Problem description: Skip the pictures. Reproduce all other material exactly.

Provided records:
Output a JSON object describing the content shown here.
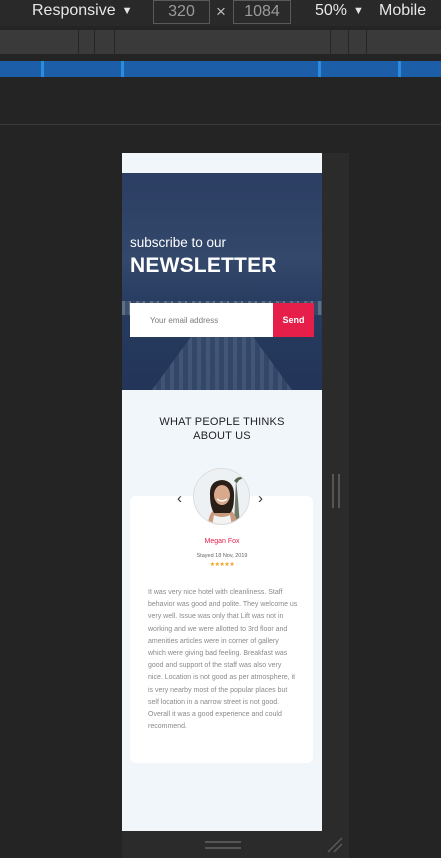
{
  "toolbar": {
    "device_mode": "Responsive",
    "width": "320",
    "times": "×",
    "height": "1084",
    "zoom": "50%",
    "throttle": "Mobile"
  },
  "newsletter": {
    "subtitle": "subscribe to our",
    "title": "NEWSLETTER",
    "email_placeholder": "Your email address",
    "send_label": "Send"
  },
  "testimonials": {
    "title": "WHAT PEOPLE THINKS ABOUT US",
    "prev_icon": "‹",
    "next_icon": "›",
    "name": "Megan Fox",
    "stayed": "Stayed 18 Nov, 2019",
    "stars": "★★★★★",
    "rating": 5,
    "review": "It was very nice hotel with cleanliness. Staff behavior was good and polite. They welcome us very well. Issue was only that Lift was not in working and we were allotted to 3rd floor and amenities articles were in corner of gallery which were giving bad feeling. Breakfast was good and support of the staff was also very nice. Location is not good as per atmosphere, it is very nearby most of the popular places but self location in a narrow street is not good. Overall it was a good experience and could recommend."
  },
  "colors": {
    "accent": "#e51e4a",
    "star": "#f0a020",
    "page_bg": "#f1f6fb",
    "devtools_bg": "#242424",
    "media_query_bar": "#1c5ea8"
  }
}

Answer to the problem:
Output a JSON object describing the content shown here.
{
  "toolbar": {
    "device_mode": "Responsive",
    "width": "320",
    "times": "×",
    "height": "1084",
    "zoom": "50%",
    "throttle": "Mobile"
  },
  "newsletter": {
    "subtitle": "subscribe to our",
    "title": "NEWSLETTER",
    "email_placeholder": "Your email address",
    "send_label": "Send"
  },
  "testimonials": {
    "title": "WHAT PEOPLE THINKS ABOUT US",
    "prev_icon": "‹",
    "next_icon": "›",
    "name": "Megan Fox",
    "stayed": "Stayed 18 Nov, 2019",
    "stars": "★★★★★",
    "rating": 5,
    "review": "It was very nice hotel with cleanliness. Staff behavior was good and polite. They welcome us very well. Issue was only that Lift was not in working and we were allotted to 3rd floor and amenities articles were in corner of gallery which were giving bad feeling. Breakfast was good and support of the staff was also very nice. Location is not good as per atmosphere, it is very nearby most of the popular places but self location in a narrow street is not good. Overall it was a good experience and could recommend."
  },
  "colors": {
    "accent": "#e51e4a",
    "star": "#f0a020",
    "page_bg": "#f1f6fb",
    "devtools_bg": "#242424",
    "media_query_bar": "#1c5ea8"
  }
}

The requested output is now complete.